• **Task directions**: Make an exact copy of the lines below.

Dataset rows:
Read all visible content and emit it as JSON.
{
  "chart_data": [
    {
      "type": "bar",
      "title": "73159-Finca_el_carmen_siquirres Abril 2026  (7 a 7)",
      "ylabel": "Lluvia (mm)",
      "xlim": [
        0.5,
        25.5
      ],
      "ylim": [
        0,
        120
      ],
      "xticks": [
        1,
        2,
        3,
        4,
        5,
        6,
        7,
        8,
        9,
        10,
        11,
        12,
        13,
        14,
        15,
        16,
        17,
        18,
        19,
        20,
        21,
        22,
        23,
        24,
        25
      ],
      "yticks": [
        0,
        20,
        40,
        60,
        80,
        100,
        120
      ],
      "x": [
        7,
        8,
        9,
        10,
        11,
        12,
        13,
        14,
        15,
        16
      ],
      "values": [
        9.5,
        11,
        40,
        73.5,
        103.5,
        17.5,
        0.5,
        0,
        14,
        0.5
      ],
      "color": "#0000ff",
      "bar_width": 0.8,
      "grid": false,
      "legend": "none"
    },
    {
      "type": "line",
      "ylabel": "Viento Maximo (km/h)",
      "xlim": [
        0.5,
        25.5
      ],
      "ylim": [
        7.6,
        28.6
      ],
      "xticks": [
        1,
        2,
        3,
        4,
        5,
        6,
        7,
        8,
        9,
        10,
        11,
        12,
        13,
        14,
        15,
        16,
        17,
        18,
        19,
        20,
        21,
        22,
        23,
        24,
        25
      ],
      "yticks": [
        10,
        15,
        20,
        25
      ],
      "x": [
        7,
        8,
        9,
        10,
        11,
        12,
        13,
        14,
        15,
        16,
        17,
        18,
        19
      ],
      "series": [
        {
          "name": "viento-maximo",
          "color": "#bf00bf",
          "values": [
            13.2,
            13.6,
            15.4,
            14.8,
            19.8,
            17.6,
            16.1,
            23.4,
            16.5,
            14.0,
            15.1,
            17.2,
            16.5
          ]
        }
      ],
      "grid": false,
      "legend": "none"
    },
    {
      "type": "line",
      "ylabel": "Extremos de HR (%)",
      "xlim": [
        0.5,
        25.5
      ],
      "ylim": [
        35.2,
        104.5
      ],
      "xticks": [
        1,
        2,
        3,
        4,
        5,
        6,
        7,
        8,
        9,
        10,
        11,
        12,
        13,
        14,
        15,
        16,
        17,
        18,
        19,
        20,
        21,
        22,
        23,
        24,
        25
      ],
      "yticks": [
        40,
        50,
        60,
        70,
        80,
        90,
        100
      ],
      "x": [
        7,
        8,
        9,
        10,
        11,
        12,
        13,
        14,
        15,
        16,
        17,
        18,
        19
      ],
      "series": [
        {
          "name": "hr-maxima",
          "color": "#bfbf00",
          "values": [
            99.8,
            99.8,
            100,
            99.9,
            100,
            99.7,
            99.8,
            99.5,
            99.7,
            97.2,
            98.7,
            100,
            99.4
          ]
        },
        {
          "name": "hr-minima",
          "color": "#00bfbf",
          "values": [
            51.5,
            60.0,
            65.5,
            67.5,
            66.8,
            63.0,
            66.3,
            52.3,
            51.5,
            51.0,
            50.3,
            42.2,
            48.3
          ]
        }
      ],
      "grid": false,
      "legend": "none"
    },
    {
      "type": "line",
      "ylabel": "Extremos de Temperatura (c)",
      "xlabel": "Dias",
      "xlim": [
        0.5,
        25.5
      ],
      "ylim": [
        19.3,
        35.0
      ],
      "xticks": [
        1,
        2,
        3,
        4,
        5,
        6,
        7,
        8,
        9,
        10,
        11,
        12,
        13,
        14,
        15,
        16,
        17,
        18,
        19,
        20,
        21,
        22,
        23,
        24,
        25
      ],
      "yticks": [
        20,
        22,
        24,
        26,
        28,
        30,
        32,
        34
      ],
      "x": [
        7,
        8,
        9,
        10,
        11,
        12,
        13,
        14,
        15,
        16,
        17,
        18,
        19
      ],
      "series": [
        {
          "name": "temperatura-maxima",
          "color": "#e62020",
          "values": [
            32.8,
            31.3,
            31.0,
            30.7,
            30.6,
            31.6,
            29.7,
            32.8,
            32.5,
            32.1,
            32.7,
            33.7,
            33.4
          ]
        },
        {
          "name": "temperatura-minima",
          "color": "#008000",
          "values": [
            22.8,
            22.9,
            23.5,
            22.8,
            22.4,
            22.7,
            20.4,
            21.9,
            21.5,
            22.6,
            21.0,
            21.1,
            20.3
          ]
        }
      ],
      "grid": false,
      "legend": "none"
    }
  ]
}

• **Answer to this exercise**:
Read all visible content and emit it as JSON.
{
  "chart_data": [
    {
      "type": "bar",
      "title": "73159-Finca_el_carmen_siquirres Abril 2026  (7 a 7)",
      "ylabel": "Lluvia (mm)",
      "xlim": [
        0.5,
        25.5
      ],
      "ylim": [
        0,
        120
      ],
      "xticks": [
        1,
        2,
        3,
        4,
        5,
        6,
        7,
        8,
        9,
        10,
        11,
        12,
        13,
        14,
        15,
        16,
        17,
        18,
        19,
        20,
        21,
        22,
        23,
        24,
        25
      ],
      "yticks": [
        0,
        20,
        40,
        60,
        80,
        100,
        120
      ],
      "x": [
        7,
        8,
        9,
        10,
        11,
        12,
        13,
        14,
        15,
        16
      ],
      "values": [
        9.5,
        11,
        40,
        73.5,
        103.5,
        17.5,
        0.5,
        0,
        14,
        0.5
      ],
      "color": "#0000ff",
      "bar_width": 0.8,
      "grid": false,
      "legend": "none"
    },
    {
      "type": "line",
      "ylabel": "Viento Maximo (km/h)",
      "xlim": [
        0.5,
        25.5
      ],
      "ylim": [
        7.6,
        28.6
      ],
      "xticks": [
        1,
        2,
        3,
        4,
        5,
        6,
        7,
        8,
        9,
        10,
        11,
        12,
        13,
        14,
        15,
        16,
        17,
        18,
        19,
        20,
        21,
        22,
        23,
        24,
        25
      ],
      "yticks": [
        10,
        15,
        20,
        25
      ],
      "x": [
        7,
        8,
        9,
        10,
        11,
        12,
        13,
        14,
        15,
        16,
        17,
        18,
        19
      ],
      "series": [
        {
          "name": "viento-maximo",
          "color": "#bf00bf",
          "values": [
            13.2,
            13.6,
            15.4,
            14.8,
            19.8,
            17.6,
            16.1,
            23.4,
            16.5,
            14.0,
            15.1,
            17.2,
            16.5
          ]
        }
      ],
      "grid": false,
      "legend": "none"
    },
    {
      "type": "line",
      "ylabel": "Extremos de HR (%)",
      "xlim": [
        0.5,
        25.5
      ],
      "ylim": [
        35.2,
        104.5
      ],
      "xticks": [
        1,
        2,
        3,
        4,
        5,
        6,
        7,
        8,
        9,
        10,
        11,
        12,
        13,
        14,
        15,
        16,
        17,
        18,
        19,
        20,
        21,
        22,
        23,
        24,
        25
      ],
      "yticks": [
        40,
        50,
        60,
        70,
        80,
        90,
        100
      ],
      "x": [
        7,
        8,
        9,
        10,
        11,
        12,
        13,
        14,
        15,
        16,
        17,
        18,
        19
      ],
      "series": [
        {
          "name": "hr-maxima",
          "color": "#bfbf00",
          "values": [
            99.8,
            99.8,
            100,
            99.9,
            100,
            99.7,
            99.8,
            99.5,
            99.7,
            97.2,
            98.7,
            100,
            99.4
          ]
        },
        {
          "name": "hr-minima",
          "color": "#00bfbf",
          "values": [
            51.5,
            60.0,
            65.5,
            67.5,
            66.8,
            63.0,
            66.3,
            52.3,
            51.5,
            51.0,
            50.3,
            42.2,
            48.3
          ]
        }
      ],
      "grid": false,
      "legend": "none"
    },
    {
      "type": "line",
      "ylabel": "Extremos de Temperatura (c)",
      "xlabel": "Dias",
      "xlim": [
        0.5,
        25.5
      ],
      "ylim": [
        19.3,
        35.0
      ],
      "xticks": [
        1,
        2,
        3,
        4,
        5,
        6,
        7,
        8,
        9,
        10,
        11,
        12,
        13,
        14,
        15,
        16,
        17,
        18,
        19,
        20,
        21,
        22,
        23,
        24,
        25
      ],
      "yticks": [
        20,
        22,
        24,
        26,
        28,
        30,
        32,
        34
      ],
      "x": [
        7,
        8,
        9,
        10,
        11,
        12,
        13,
        14,
        15,
        16,
        17,
        18,
        19
      ],
      "series": [
        {
          "name": "temperatura-maxima",
          "color": "#e62020",
          "values": [
            32.8,
            31.3,
            31.0,
            30.7,
            30.6,
            31.6,
            29.7,
            32.8,
            32.5,
            32.1,
            32.7,
            33.7,
            33.4
          ]
        },
        {
          "name": "temperatura-minima",
          "color": "#008000",
          "values": [
            22.8,
            22.9,
            23.5,
            22.8,
            22.4,
            22.7,
            20.4,
            21.9,
            21.5,
            22.6,
            21.0,
            21.1,
            20.3
          ]
        }
      ],
      "grid": false,
      "legend": "none"
    }
  ]
}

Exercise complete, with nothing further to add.